▸ **WHAT IS REQUIRED**:
Make an exact copy of all the entries below, with the pictures left out.

▸ **Records about charts and figures**:
═══
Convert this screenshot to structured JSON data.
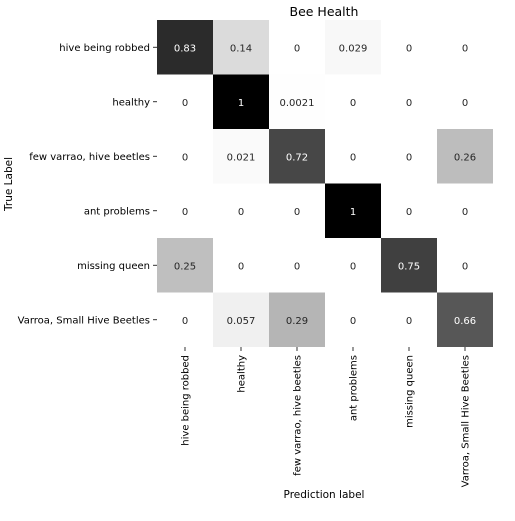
{
  "chart_data": {
    "type": "heatmap",
    "title": "Bee Health",
    "xlabel": "Prediction label",
    "ylabel": "True Label",
    "colormap": "greys",
    "vmin": 0,
    "vmax": 1,
    "grid": false,
    "x_categories": [
      "hive being robbed",
      "healthy",
      "few varrao, hive beetles",
      "ant problems",
      "missing queen",
      "Varroa, Small Hive Beetles"
    ],
    "y_categories": [
      "hive being robbed",
      "healthy",
      "few varrao, hive beetles",
      "ant problems",
      "missing queen",
      "Varroa, Small Hive Beetles"
    ],
    "values": [
      [
        0.83,
        0.14,
        0,
        0.029,
        0,
        0
      ],
      [
        0,
        1,
        0.0021,
        0,
        0,
        0
      ],
      [
        0,
        0.021,
        0.72,
        0,
        0,
        0.26
      ],
      [
        0,
        0,
        0,
        1,
        0,
        0
      ],
      [
        0.25,
        0,
        0,
        0,
        0.75,
        0
      ],
      [
        0,
        0.057,
        0.29,
        0,
        0,
        0.66
      ]
    ],
    "cell_labels": [
      [
        "0.83",
        "0.14",
        "0",
        "0.029",
        "0",
        "0"
      ],
      [
        "0",
        "1",
        "0.0021",
        "0",
        "0",
        "0"
      ],
      [
        "0",
        "0.021",
        "0.72",
        "0",
        "0",
        "0.26"
      ],
      [
        "0",
        "0",
        "0",
        "1",
        "0",
        "0"
      ],
      [
        "0.25",
        "0",
        "0",
        "0",
        "0.75",
        "0"
      ],
      [
        "0",
        "0.057",
        "0.29",
        "0",
        "0",
        "0.66"
      ]
    ]
  }
}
═══
▸ **CORRECT OUTPUT**:
Convert this screenshot to structured JSON data.
{
  "chart_data": {
    "type": "heatmap",
    "title": "Bee Health",
    "xlabel": "Prediction label",
    "ylabel": "True Label",
    "colormap": "greys",
    "vmin": 0,
    "vmax": 1,
    "grid": false,
    "x_categories": [
      "hive being robbed",
      "healthy",
      "few varrao, hive beetles",
      "ant problems",
      "missing queen",
      "Varroa, Small Hive Beetles"
    ],
    "y_categories": [
      "hive being robbed",
      "healthy",
      "few varrao, hive beetles",
      "ant problems",
      "missing queen",
      "Varroa, Small Hive Beetles"
    ],
    "values": [
      [
        0.83,
        0.14,
        0,
        0.029,
        0,
        0
      ],
      [
        0,
        1,
        0.0021,
        0,
        0,
        0
      ],
      [
        0,
        0.021,
        0.72,
        0,
        0,
        0.26
      ],
      [
        0,
        0,
        0,
        1,
        0,
        0
      ],
      [
        0.25,
        0,
        0,
        0,
        0.75,
        0
      ],
      [
        0,
        0.057,
        0.29,
        0,
        0,
        0.66
      ]
    ],
    "cell_labels": [
      [
        "0.83",
        "0.14",
        "0",
        "0.029",
        "0",
        "0"
      ],
      [
        "0",
        "1",
        "0.0021",
        "0",
        "0",
        "0"
      ],
      [
        "0",
        "0.021",
        "0.72",
        "0",
        "0",
        "0.26"
      ],
      [
        "0",
        "0",
        "0",
        "1",
        "0",
        "0"
      ],
      [
        "0.25",
        "0",
        "0",
        "0",
        "0.75",
        "0"
      ],
      [
        "0",
        "0.057",
        "0.29",
        "0",
        "0",
        "0.66"
      ]
    ]
  }
}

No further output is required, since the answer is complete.